Exercise details: Output nothing but the number of lines that include the word "请在每小题所给的".

[Records contained in a dataset]
===============

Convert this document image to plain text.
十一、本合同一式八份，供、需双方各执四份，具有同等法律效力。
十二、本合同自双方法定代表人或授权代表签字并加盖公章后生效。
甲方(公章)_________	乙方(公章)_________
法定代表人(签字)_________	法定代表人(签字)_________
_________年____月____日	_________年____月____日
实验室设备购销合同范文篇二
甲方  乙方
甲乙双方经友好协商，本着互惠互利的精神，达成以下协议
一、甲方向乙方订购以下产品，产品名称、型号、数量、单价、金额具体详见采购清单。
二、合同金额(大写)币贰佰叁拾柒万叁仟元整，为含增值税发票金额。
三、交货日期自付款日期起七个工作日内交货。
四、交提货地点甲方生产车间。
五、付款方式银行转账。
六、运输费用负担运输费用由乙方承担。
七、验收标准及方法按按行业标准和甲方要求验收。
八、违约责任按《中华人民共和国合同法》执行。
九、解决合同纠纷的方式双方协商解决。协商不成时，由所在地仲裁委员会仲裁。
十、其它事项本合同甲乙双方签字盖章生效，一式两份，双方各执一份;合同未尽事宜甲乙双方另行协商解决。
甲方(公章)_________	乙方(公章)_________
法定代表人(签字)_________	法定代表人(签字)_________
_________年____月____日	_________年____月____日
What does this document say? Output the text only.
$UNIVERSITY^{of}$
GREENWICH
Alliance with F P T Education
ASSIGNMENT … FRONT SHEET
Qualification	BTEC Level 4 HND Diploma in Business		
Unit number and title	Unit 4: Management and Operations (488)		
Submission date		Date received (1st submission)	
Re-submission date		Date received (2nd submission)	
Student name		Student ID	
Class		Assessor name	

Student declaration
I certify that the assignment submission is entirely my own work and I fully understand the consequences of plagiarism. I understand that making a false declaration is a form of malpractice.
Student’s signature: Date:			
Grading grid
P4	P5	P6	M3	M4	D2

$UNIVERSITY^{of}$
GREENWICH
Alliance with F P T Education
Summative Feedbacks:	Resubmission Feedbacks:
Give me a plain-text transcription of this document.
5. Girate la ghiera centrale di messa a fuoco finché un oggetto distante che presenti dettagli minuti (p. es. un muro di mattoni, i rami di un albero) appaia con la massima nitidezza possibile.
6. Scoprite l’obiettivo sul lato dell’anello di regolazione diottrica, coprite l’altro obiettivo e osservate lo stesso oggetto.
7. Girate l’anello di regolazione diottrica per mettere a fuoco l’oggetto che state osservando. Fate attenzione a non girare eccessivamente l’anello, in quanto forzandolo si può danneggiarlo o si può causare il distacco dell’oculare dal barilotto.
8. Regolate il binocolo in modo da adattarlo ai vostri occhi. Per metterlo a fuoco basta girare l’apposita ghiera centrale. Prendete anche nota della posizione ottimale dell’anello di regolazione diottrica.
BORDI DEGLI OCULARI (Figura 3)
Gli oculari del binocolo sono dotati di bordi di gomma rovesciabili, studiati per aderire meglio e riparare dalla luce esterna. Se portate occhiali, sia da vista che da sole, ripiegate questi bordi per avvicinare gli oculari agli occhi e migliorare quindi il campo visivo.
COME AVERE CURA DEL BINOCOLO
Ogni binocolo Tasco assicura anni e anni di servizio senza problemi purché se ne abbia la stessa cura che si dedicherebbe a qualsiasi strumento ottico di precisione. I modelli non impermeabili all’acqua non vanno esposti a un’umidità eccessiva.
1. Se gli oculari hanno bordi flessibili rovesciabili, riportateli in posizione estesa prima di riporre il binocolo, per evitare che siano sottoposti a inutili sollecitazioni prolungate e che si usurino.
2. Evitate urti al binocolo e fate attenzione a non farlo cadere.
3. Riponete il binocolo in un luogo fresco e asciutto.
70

===============

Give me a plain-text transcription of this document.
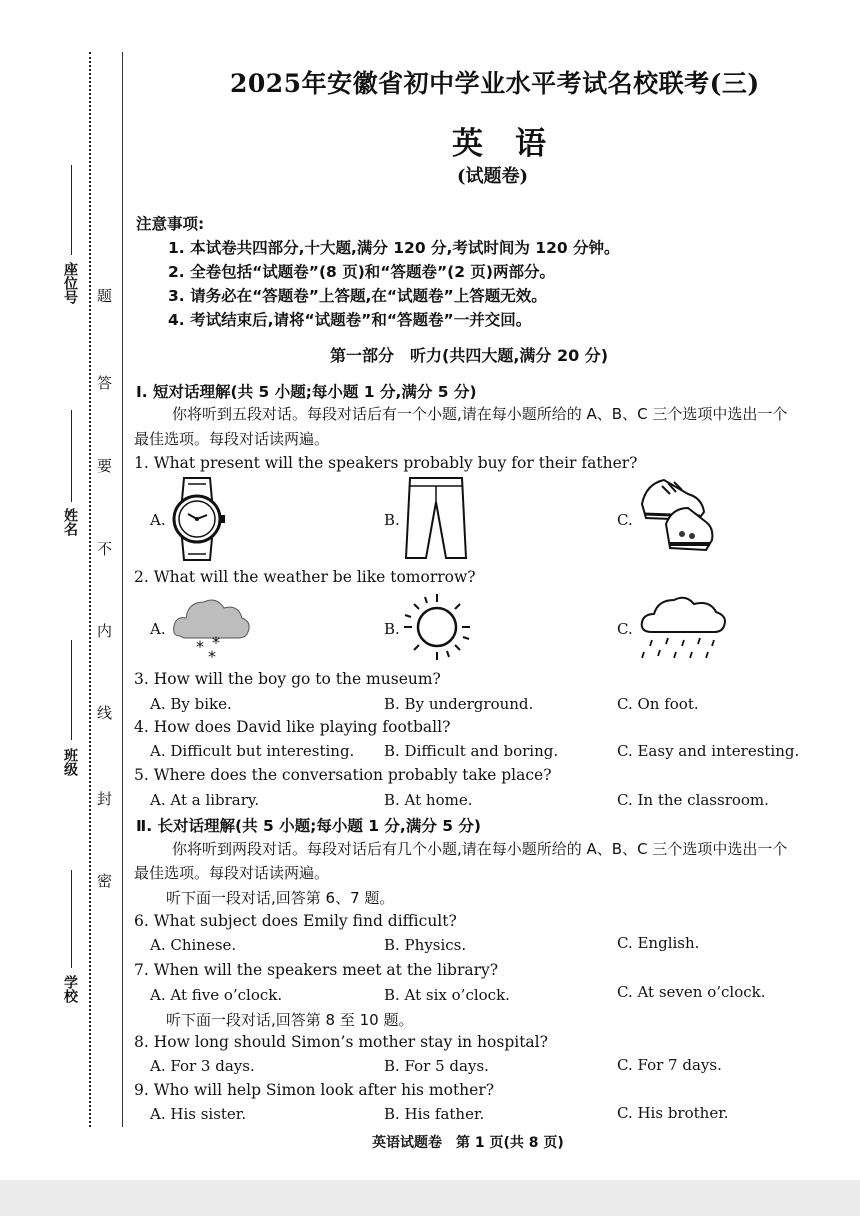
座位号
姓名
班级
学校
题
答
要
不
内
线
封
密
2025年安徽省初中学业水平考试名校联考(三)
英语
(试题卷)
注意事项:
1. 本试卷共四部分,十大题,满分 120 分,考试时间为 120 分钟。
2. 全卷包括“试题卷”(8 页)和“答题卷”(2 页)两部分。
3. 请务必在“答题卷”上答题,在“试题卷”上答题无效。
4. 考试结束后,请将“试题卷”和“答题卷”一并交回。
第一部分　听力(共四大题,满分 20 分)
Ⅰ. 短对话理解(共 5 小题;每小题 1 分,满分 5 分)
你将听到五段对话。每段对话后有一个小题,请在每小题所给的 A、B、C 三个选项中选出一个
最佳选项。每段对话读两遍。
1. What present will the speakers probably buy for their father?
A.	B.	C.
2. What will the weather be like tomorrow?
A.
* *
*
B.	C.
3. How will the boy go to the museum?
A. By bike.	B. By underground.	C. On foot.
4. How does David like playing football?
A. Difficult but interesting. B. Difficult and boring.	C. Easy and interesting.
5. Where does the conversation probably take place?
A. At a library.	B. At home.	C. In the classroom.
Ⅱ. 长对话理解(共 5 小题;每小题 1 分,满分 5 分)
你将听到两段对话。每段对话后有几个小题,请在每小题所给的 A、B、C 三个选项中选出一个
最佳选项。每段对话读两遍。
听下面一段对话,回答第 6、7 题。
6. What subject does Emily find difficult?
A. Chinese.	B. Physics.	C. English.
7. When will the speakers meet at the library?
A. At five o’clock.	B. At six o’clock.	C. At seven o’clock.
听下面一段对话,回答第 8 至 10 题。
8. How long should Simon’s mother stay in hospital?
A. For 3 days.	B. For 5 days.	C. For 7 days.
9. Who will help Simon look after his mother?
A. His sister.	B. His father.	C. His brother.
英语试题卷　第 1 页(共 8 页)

===============

Exercise solution: 2